WHAT IS REQUIRED: Identify the lines that contain the string "University" and copy all of them.

GIVEN DATA:
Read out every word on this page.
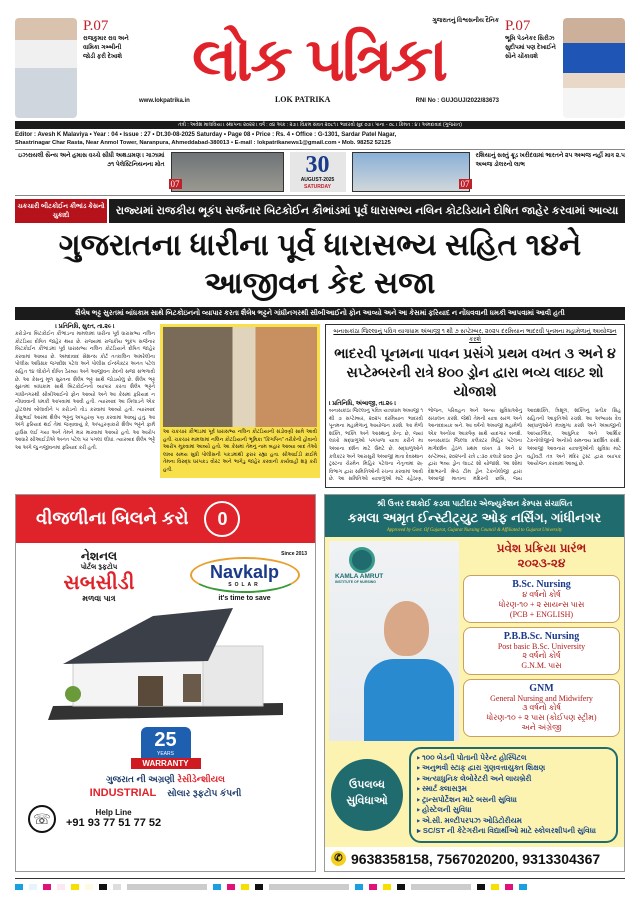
P.07
રાજકુમાર રાવ અને વામિકા ગબ્બીની જોડી ફરી દેખાશે
ગુજરાતનું વિશ્વસનીય દૈનિક
લોક પત્રિકા
www.lokpatrika.in	LOK PATRIKA	RNI No : GUJGUJ/2022/83673
P.07
ભૂમિ પેડનેકર સિરીઝ સુદીપમાં પણ દેખાઈને સૌને ચોંકાવશે
તંત્રી : અવેશ માલવિયા । સ્થાપના ૨૦૨૨ । વર્ષ : ૦૪ અંક : ૨૭ । વિક્રમ સંવત ૨૦૮૧ । ભાદરવો સુદ ૦૭ । પાના - ૦૮ । કિંમત : ૪ । અમદાવાદ (ગુજરાત)
Editor : Avesh K Malaviya • Year : 04 • Issue : 27 • Dt.30-08-2025 Saturday • Page 08 • Price : Rs. 4 • Office : G-1301, Sardar Patel Nagar,
Shastrinagar Char Rasta, Near Anmol Tower, Naranpura, Ahmeddabad-380013 • E-mail : lokpatrikanews1@gmail.com • Mob. 98252 52125
ઇઝરાયલી સૈન્ય અને હમાસ વચ્ચે સીધી અથડામણ । ગાઝામાં ૭૧ પેલેસ્ટિનિયનના મોત
07
30
AUGUST-2025
SATURDAY	07
રશિયાનું સસ્તું ક્રૂડ ખરીદવામાં ભારતને ૨૫ અબજ નહીં માત્ર ૨.૫ અબજ ડોલરનો લાભ
ચકચારી બીટકોઈન કૌભાંડ કેસનો ચુકાદો	રાજ્યમાં રાજકીય ભૂકંપ સર્જનાર બિટકોઈન કૌભાંડમાં પૂર્વ ધારાસભ્ય નલિન કોટડિયાને દોષિત જાહેર કરવામાં આવ્યા
ગુજરાતના ધારીના પૂર્વ ધારાસભ્ય સહિત ૧૪ને આજીવન કેદ સજા
શૈલેષ ભટ્ટ સુરતમાં બાંધકામ સાથે બિટકોઇનનો વ્યાપાર કરતા શૈલેષ ભટ્ટને ગાંધીનગરથી સીબીઆઈનો ફોન આવ્યો અને આ કેસમાં ફરિયાદ ન નોંધવવાની ધમકી આપવામાં આવી હતી
। પ્રતિનિધિ, સુરત, તા.૨૯ ।
કરોડોના બિટકોઈન કૌભાંડના મામલામાં ધારીના પૂર્વ ધારાસભ્ય નલિન કોટડિયા દોષિત જાહેર થયા છે. રાજ્યમાં રાજકીય ભૂકંપ સર્જનાર બિટકોઈન કૌભાંડમાં પૂર્વ ધારાસભ્ય નલિન કોટડિયાને દોષિત જાહેર કરવામાં આવ્યા છે. અમદાવાદ સેશન્સ કોર્ટ તત્કાલિન અમરેલીના પોલીસ અધિક્ષક જગદીશ પટેલ અને પોલીસ ઈન્સ્પેક્ટર અનંત પટેલ સહિત ૧૪ લોકોને દોષિત ઠેરવ્યા અને આજીવન કેદની સજા સંભળાવી છે. આ કેસનું મૂળ સુરતના શૈલેષ ભટ્ટ સાથે જોડાયેલું છે. શૈલેષ ભટ્ટ સુરતમાં બાંધકામ સાથે બિટકોઈનનો વ્યાપાર કરતા શૈલેષ ભટ્ટને ગાંધીનગરથી સીબીઆઈનો ફોન આવ્યો અને આ કેસમાં ફરિયાદ ન નોંધવવાની ધમકી આપવામાં આવી હતી. ત્યારબાદ આ ખિલાડને એક હોટલમાં બોલાવીને ૫ કરોડનો તોડ કરવામાં આવ્યો હતો. ત્યારબાદ કેસુભાઈ આરમાં શૈલેષ ભટ્ટનું અપહરણ પણ કરવામાં આવ્યું હતું. આ અંગે ફરિયાદ થઈ તેમાં જણાવાયું કે, અપહરણકારો શૈલેષ ભટ્ટને ફાર્મ હાઉસ લઈ ગયા અને તેમને માર મારવામાં આવ્યો હતો. આ આરોપ આધારે સીઆઈડીએ અનંત પટેલ પર પગલાં લીધાં. ત્યારબાદ શૈલેષ ભટ્ટે આ અંગે જુ નજીવનમાં ફરિયાદ કરી હતી.
આ ચકચાર કૌભાંડમાં પૂર્વ ધારાસભ્ય નલિન કોટડિયાની સંડોવણી સામે આવી હતી. ચકચાર મામલામાં નલિન કોટડિયાની ભૂમિકા "કિંગપિન" તરીકેની હોવાનો આરોપ મૂકવામાં આવ્યો હતો. આ કેસમાં તેમનું નામ બહાર આવ્યા બાદ તેઓ લાંબા સમય સુધી પોલીસની પકડમાંથી ફરાર રહ્યા હતા. સીઆઈડી ક્રાઈમે તેમના વિરુદ્ધ ધરપકડ વોરંટ અને ભાગેડુ જાહેર કરવાની કાર્યવાહી શરૂ કરી હતી.
બનાસકાંઠા જિલ્લાનું પવિત્ર યાત્રાધામ અંબાજી ૧ થી ૭ સપ્ટેમ્બર, ૨૦૨૫ દરમિયાન ભાદરવી પૂનમના મહામેળાનું આયોજન કરશે
ભાદરવી પૂનમના પાવન પ્રસંગે પ્રથમ વખત ૩ અને ૪ સપ્ટેમ્બરની રાત્રે ૪૦૦ ડ્રોન દ્વારા ભવ્ય લાઇટ શો યોજાશે
। પ્રતિનિધિ, અંબાજી, તા.૨૯ ।
બનાસકાંઠા જિલ્લાનું પવિત્ર યાત્રાધામ અંબાજી ૧ થી ૭ સપ્ટેમ્બર, ૨૦૨૫ દરમિયાન ભાદરવી પૂનમના મહામેળાનું આયોજન કરશે. આ મેળો શક્તિ, ભક્તિ અને આસ્થાનું કેન્દ્ર છે, જ્યાં લાખો શ્રદ્ધાળુઓ પગપાળા યાત્રા કરીને મા અંબાના દર્શન માટે ઉમટે છે. શ્રદ્ધાળુઓને કલેક્ટર અને આરાસુરી અંબાજી માતા દેવસ્થાન ટ્રસ્ટના ચેરમેન મિહિર પટેલના નેતૃત્વમાં ૨૯ વિભાગ દ્વારા સમિતિઓની રચના કરવામાં આવી છે. આ સમિતિઓ યાત્રાળુઓ માટે રહેઠાણ, ભોજન, પરિવહન અને અન્ય સુવિધાઓનું સંચાલન કરશે. જેથી તેમની યાત્રા સરળ અને આનંદદાયક બને. આ વર્ષનો અંબાજી મહામેળો એક અનોખા આકર્ષણ સાથે યાદગાર બનશે. બનાસકાંઠા જિલ્લા કલેક્ટર મિહિર પટેલના માર્ગદર્શન હેઠળ પ્રથમ વખત ૩ અને ૪ સપ્ટેમ્બર, ૨૦૨૫ની રાત્રે ૮:૩૦ કલાકે ૪૦૦ ડ્રોન દ્વારા ભવ્ય ડ્રોન લાઇટ શો યોજાશે. આ શોમાં દેશભરની શ્રેષ્ઠ ટીમ ડ્રોન ટેકનોલોજી દ્વારા અંબાજી માતાના મંદિરની છબિ, જય આદ્યશક્તિ, ત્રિશૂળ, શક્તિનું પ્રતીક સિંહ સહિતની આકૃતિઓ રચશે. આ અભ્યાસ દેવ શ્રદ્ધાળુઓને મંત્રમુગ્ધ કરશે અને અંબાજીની આધ્યાત્મિક, આધુનિક અને આર્થિક ટેકનોલોજીનો અનોખો સમન્વય પ્રદર્શિત કરશે. અંબાજી આવનારા યાત્રાળુઓની સુવિધા માટે વહીવટી તંત્ર અને મંદિર ટ્રસ્ટ દ્વારા વ્યાપક આયોજન કરવામાં આવ્યું છે.
વીજળીના બિલને કરો	0
નેશનલ
પોર્ટલ રૂફટોપ
સબસીડી
મળવા પાત્ર
Since 2013
Navkalp
SOLAR
it's time to save
25
YEARS
WARRANTY
ગુજરાત ની અગ્રણી રેસીડેન્શીયલ
INDUSTRIAL સોલાર રૂફટોપ કંપની
☏	Help Line
+91 93 77 51 77 52
શ્રી ઉત્તર દશકોઈ કડવા પાટીદાર એજ્યુકેશન કેમ્પસ સંચાલિત
કમલા અમૃત ઈન્સ્ટીટ્યુટ ઓફ નર્સિંગ, ગાંધીનગર
Approved by Govt. Of Gujarat, Gujarat Nursing Council & Affiliated to Gujarat University
KAMLA AMRUT
INSTITUTE OF NURSING
પ્રવેશ પ્રક્રિયા પ્રારંભ
૨૦૨૩-૨૪
B.Sc. Nursing
૪ વર્ષનો કોર્ષ
ધોરણ-૧૦ + ૨ સાયન્સ પાસ
(PCB + ENGLISH)
P.B.B.Sc. Nursing
Post basic B.Sc. University
૨ વર્ષનો કોર્ષ
G.N.M. પાસ
GNM
General Nursing and Midwifery
૩ વર્ષનો કોર્ષ
ધોરણ-૧૦ + ૨ પાસ (કોઈપણ સ્ટ્રીમ)
અને અંગ્રેજી
ઉપલબ્ધ સુવિધાઓ
▸ ૧૦૦ બેડની પોતાની પેરેન્ટ હોસ્પિટલ
▸ અનુભવી સ્ટાફ દ્વારા ગુણવત્તાયુક્ત શિક્ષણ
▸ અત્યાધુનિક લેબોરેટરી અને લાયબ્રેરી
▸ સ્માર્ટ ક્લાસરૂમ
▸ ટ્રાન્સપોર્ટેશન માટે બસની સુવિધા
▸ હોસ્ટેલની સુવિધા
▸ એ.સી. મલ્ટીપરપઝ ઓડિટોરીયમ
▸ SC/ST ની કેટેગરીના વિદ્યાર્થીઓ માટે સ્કોલરશીપની સુવિધા
✆ 9638358158, 7567020200, 9313304367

WORKED ANSWER:
Approved by Govt. Of Gujarat, Gujarat Nursing Council & Affiliated to Gujarat University
Post basic B.Sc. University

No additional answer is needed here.